Given task
Repeat the listing in full, exactly as it stands.

▽

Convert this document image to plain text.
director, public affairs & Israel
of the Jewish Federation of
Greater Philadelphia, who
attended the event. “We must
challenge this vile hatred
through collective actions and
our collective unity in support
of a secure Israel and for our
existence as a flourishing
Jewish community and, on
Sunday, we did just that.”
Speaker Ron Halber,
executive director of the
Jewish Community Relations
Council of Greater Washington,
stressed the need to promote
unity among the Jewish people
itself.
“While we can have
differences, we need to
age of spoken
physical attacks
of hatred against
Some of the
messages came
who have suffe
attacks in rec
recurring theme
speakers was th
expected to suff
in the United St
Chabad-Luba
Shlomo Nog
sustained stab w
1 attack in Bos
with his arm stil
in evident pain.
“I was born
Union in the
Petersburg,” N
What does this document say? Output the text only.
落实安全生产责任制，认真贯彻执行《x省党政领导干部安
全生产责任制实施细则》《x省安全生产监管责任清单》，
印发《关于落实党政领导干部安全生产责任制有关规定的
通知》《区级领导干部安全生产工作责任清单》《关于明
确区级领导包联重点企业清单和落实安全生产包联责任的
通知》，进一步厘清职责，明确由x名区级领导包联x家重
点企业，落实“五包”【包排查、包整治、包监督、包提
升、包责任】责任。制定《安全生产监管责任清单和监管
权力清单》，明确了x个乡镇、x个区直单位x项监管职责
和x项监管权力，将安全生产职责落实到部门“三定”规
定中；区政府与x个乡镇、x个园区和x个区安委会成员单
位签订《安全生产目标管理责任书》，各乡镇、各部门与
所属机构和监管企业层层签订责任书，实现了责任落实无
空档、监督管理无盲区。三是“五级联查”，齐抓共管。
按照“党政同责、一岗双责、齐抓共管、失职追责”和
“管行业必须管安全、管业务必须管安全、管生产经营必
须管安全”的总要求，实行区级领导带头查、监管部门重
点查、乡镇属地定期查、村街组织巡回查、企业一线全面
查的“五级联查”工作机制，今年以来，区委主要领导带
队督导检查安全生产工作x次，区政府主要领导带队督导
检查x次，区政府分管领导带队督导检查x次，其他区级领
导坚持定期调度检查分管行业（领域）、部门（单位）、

△

Answer to this problem
Convert this document image to plain text.
director, public affairs & Israel
of the Jewish Federation of
Greater Philadelphia, who
attended the event. “We must
challenge this vile hatred
through collective actions and
our collective unity in support
of a secure Israel and for our
existence as a flourishing
Jewish community and, on
Sunday, we did just that.”
Speaker Ron Halber,
executive director of the
Jewish Community Relations
Council of Greater Washington,
stressed the need to promote
unity among the Jewish people
itself.
“While we can have
differences, we need to
age of spoken
physical attacks
of hatred against
Some of the
messages came
who have suffe
attacks in rec
recurring theme
speakers was th
expected to suff
in the United St
Chabad-Luba
Shlomo Nog
sustained stab w
1 attack in Bos
with his arm stil
in evident pain.
“I was born
Union in the
Petersburg,” N
What does this document say? Output the text only.
落实安全生产责任制，认真贯彻执行《x省党政领导干部安
全生产责任制实施细则》《x省安全生产监管责任清单》，
印发《关于落实党政领导干部安全生产责任制有关规定的
通知》《区级领导干部安全生产工作责任清单》《关于明
确区级领导包联重点企业清单和落实安全生产包联责任的
通知》，进一步厘清职责，明确由x名区级领导包联x家重
点企业，落实“五包”【包排查、包整治、包监督、包提
升、包责任】责任。制定《安全生产监管责任清单和监管
权力清单》，明确了x个乡镇、x个区直单位x项监管职责
和x项监管权力，将安全生产职责落实到部门“三定”规
定中；区政府与x个乡镇、x个园区和x个区安委会成员单
位签订《安全生产目标管理责任书》，各乡镇、各部门与
所属机构和监管企业层层签订责任书，实现了责任落实无
空档、监督管理无盲区。三是“五级联查”，齐抓共管。
按照“党政同责、一岗双责、齐抓共管、失职追责”和
“管行业必须管安全、管业务必须管安全、管生产经营必
须管安全”的总要求，实行区级领导带头查、监管部门重
点查、乡镇属地定期查、村街组织巡回查、企业一线全面
查的“五级联查”工作机制，今年以来，区委主要领导带
队督导检查安全生产工作x次，区政府主要领导带队督导
检查x次，区政府分管领导带队督导检查x次，其他区级领
导坚持定期调度检查分管行业（领域）、部门（单位）、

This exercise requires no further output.